(Extracts from a graphics dataset)

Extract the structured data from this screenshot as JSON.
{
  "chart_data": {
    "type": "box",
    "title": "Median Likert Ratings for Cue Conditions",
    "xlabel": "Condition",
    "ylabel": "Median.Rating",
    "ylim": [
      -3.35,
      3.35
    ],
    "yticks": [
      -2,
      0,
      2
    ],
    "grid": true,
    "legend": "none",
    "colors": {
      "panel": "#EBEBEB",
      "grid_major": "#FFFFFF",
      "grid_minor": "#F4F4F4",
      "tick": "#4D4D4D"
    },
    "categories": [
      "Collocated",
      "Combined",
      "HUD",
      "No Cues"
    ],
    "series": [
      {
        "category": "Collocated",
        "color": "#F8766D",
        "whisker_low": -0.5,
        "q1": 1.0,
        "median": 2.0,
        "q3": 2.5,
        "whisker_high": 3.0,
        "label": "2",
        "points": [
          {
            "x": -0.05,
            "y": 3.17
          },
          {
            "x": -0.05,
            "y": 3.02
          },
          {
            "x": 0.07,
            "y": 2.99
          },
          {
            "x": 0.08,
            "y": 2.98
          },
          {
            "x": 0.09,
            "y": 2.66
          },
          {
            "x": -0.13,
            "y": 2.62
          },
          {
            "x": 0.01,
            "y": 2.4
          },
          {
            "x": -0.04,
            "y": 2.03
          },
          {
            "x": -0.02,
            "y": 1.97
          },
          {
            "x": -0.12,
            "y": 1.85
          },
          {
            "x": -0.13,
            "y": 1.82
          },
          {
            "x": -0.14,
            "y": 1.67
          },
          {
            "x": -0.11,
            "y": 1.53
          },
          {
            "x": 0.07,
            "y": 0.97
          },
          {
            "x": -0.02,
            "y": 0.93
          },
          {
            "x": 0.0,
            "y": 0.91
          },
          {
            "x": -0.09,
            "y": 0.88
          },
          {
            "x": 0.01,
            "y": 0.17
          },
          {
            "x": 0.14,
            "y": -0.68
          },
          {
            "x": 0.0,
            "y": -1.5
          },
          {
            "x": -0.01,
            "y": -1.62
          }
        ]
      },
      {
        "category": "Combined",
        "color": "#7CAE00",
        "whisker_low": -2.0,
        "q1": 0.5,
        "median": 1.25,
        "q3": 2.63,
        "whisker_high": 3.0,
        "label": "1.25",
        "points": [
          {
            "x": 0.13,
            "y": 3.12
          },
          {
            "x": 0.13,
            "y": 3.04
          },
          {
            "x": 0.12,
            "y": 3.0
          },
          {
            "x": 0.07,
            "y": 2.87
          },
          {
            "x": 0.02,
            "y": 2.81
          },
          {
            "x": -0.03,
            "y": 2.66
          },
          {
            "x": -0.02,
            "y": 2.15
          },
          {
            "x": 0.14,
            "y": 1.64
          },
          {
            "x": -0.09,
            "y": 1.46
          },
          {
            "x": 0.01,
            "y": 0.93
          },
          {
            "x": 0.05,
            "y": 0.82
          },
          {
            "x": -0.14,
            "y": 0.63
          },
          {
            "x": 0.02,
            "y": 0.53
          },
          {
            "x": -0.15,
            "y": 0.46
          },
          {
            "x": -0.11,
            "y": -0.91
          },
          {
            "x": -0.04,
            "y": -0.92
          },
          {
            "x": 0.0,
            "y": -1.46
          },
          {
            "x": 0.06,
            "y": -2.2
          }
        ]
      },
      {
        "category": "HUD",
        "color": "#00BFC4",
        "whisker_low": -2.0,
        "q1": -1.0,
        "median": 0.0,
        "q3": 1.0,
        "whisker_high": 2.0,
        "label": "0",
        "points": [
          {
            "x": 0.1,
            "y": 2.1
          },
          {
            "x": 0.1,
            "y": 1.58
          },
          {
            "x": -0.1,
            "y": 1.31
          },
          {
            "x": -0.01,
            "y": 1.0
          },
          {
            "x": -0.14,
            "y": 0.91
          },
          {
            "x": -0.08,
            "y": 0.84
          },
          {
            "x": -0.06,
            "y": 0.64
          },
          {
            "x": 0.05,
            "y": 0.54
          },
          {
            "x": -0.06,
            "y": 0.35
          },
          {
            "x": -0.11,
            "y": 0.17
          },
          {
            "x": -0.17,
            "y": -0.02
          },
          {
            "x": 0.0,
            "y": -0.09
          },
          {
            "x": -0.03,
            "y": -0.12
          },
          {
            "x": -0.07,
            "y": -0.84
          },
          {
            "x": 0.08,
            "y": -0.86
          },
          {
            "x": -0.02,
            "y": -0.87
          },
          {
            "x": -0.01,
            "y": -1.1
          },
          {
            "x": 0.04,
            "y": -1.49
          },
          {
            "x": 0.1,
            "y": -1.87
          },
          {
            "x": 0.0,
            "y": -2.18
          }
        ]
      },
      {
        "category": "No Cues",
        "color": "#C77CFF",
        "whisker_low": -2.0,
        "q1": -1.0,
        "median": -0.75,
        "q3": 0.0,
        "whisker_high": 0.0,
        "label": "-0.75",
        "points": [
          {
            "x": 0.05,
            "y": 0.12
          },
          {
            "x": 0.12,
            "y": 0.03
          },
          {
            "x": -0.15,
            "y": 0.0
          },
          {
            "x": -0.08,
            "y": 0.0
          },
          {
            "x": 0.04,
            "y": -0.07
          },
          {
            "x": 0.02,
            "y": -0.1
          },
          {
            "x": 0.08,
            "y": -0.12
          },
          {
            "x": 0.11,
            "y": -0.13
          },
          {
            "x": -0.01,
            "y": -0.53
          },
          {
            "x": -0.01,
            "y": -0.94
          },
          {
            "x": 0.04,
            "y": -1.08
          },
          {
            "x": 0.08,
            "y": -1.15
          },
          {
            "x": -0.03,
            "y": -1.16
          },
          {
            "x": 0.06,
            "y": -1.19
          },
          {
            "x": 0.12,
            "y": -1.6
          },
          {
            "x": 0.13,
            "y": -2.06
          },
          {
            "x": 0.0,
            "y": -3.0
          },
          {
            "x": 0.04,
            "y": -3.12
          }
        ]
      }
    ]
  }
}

## [Job]
Tally the lines in the records above that contain the word "category", and give only that number.

## [Completed exercise]
4